▶ **Work to do**
Write out every record below exactly as it appears.

==== Task inputs

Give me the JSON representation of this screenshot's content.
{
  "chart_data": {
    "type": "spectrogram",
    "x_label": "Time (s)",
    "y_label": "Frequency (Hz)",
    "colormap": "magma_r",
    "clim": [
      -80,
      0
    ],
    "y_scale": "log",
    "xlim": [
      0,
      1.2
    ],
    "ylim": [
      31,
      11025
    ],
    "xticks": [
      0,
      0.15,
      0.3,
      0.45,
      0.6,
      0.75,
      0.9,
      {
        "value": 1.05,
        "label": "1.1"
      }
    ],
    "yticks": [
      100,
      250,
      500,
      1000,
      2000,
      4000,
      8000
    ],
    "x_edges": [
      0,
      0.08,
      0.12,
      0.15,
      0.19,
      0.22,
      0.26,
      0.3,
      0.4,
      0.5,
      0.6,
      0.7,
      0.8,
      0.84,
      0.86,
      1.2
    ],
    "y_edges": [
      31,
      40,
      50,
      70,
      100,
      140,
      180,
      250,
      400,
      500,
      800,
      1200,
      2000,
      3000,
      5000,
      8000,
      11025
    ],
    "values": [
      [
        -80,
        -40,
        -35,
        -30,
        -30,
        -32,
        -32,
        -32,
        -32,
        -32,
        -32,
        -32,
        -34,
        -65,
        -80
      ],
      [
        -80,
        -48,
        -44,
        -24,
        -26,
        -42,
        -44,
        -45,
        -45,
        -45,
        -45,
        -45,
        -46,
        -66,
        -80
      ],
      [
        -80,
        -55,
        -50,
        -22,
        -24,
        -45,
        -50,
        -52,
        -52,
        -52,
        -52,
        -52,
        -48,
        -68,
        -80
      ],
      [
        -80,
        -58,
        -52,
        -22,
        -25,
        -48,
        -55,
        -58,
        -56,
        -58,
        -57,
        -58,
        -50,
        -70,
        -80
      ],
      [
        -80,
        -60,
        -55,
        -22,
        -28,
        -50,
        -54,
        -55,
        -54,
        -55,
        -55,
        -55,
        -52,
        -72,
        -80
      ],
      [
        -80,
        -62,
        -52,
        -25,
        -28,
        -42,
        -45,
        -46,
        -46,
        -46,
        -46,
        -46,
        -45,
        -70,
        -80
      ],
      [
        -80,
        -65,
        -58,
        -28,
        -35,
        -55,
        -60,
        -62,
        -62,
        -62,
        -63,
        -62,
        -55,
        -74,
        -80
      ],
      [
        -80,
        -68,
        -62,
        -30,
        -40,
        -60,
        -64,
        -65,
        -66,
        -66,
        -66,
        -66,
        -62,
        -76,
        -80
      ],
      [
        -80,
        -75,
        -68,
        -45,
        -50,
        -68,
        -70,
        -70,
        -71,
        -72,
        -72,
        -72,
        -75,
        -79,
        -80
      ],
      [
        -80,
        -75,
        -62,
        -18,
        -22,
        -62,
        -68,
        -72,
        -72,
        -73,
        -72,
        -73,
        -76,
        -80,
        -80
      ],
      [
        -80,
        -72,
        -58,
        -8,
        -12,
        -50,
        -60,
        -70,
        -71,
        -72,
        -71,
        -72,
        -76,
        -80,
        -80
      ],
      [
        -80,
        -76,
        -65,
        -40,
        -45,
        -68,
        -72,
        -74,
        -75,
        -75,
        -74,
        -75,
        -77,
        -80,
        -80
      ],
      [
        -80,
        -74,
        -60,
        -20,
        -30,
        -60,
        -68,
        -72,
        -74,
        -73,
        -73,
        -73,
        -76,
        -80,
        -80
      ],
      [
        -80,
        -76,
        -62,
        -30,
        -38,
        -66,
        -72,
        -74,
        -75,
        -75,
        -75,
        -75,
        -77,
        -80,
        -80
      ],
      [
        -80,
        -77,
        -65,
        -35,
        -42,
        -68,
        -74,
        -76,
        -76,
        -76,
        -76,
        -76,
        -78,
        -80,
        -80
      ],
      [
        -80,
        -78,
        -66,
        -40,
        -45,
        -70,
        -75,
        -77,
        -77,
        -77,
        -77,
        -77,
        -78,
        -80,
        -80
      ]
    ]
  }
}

========

▶ **Solution to the problem**
Give me the JSON representation of this screenshot's content.
{
  "chart_data": {
    "type": "spectrogram",
    "x_label": "Time (s)",
    "y_label": "Frequency (Hz)",
    "colormap": "magma_r",
    "clim": [
      -80,
      0
    ],
    "y_scale": "log",
    "xlim": [
      0,
      1.2
    ],
    "ylim": [
      31,
      11025
    ],
    "xticks": [
      0,
      0.15,
      0.3,
      0.45,
      0.6,
      0.75,
      0.9,
      {
        "value": 1.05,
        "label": "1.1"
      }
    ],
    "yticks": [
      100,
      250,
      500,
      1000,
      2000,
      4000,
      8000
    ],
    "x_edges": [
      0,
      0.08,
      0.12,
      0.15,
      0.19,
      0.22,
      0.26,
      0.3,
      0.4,
      0.5,
      0.6,
      0.7,
      0.8,
      0.84,
      0.86,
      1.2
    ],
    "y_edges": [
      31,
      40,
      50,
      70,
      100,
      140,
      180,
      250,
      400,
      500,
      800,
      1200,
      2000,
      3000,
      5000,
      8000,
      11025
    ],
    "values": [
      [
        -80,
        -40,
        -35,
        -30,
        -30,
        -32,
        -32,
        -32,
        -32,
        -32,
        -32,
        -32,
        -34,
        -65,
        -80
      ],
      [
        -80,
        -48,
        -44,
        -24,
        -26,
        -42,
        -44,
        -45,
        -45,
        -45,
        -45,
        -45,
        -46,
        -66,
        -80
      ],
      [
        -80,
        -55,
        -50,
        -22,
        -24,
        -45,
        -50,
        -52,
        -52,
        -52,
        -52,
        -52,
        -48,
        -68,
        -80
      ],
      [
        -80,
        -58,
        -52,
        -22,
        -25,
        -48,
        -55,
        -58,
        -56,
        -58,
        -57,
        -58,
        -50,
        -70,
        -80
      ],
      [
        -80,
        -60,
        -55,
        -22,
        -28,
        -50,
        -54,
        -55,
        -54,
        -55,
        -55,
        -55,
        -52,
        -72,
        -80
      ],
      [
        -80,
        -62,
        -52,
        -25,
        -28,
        -42,
        -45,
        -46,
        -46,
        -46,
        -46,
        -46,
        -45,
        -70,
        -80
      ],
      [
        -80,
        -65,
        -58,
        -28,
        -35,
        -55,
        -60,
        -62,
        -62,
        -62,
        -63,
        -62,
        -55,
        -74,
        -80
      ],
      [
        -80,
        -68,
        -62,
        -30,
        -40,
        -60,
        -64,
        -65,
        -66,
        -66,
        -66,
        -66,
        -62,
        -76,
        -80
      ],
      [
        -80,
        -75,
        -68,
        -45,
        -50,
        -68,
        -70,
        -70,
        -71,
        -72,
        -72,
        -72,
        -75,
        -79,
        -80
      ],
      [
        -80,
        -75,
        -62,
        -18,
        -22,
        -62,
        -68,
        -72,
        -72,
        -73,
        -72,
        -73,
        -76,
        -80,
        -80
      ],
      [
        -80,
        -72,
        -58,
        -8,
        -12,
        -50,
        -60,
        -70,
        -71,
        -72,
        -71,
        -72,
        -76,
        -80,
        -80
      ],
      [
        -80,
        -76,
        -65,
        -40,
        -45,
        -68,
        -72,
        -74,
        -75,
        -75,
        -74,
        -75,
        -77,
        -80,
        -80
      ],
      [
        -80,
        -74,
        -60,
        -20,
        -30,
        -60,
        -68,
        -72,
        -74,
        -73,
        -73,
        -73,
        -76,
        -80,
        -80
      ],
      [
        -80,
        -76,
        -62,
        -30,
        -38,
        -66,
        -72,
        -74,
        -75,
        -75,
        -75,
        -75,
        -77,
        -80,
        -80
      ],
      [
        -80,
        -77,
        -65,
        -35,
        -42,
        -68,
        -74,
        -76,
        -76,
        -76,
        -76,
        -76,
        -78,
        -80,
        -80
      ],
      [
        -80,
        -78,
        -66,
        -40,
        -45,
        -70,
        -75,
        -77,
        -77,
        -77,
        -77,
        -77,
        -78,
        -80,
        -80
      ]
    ]
  }
}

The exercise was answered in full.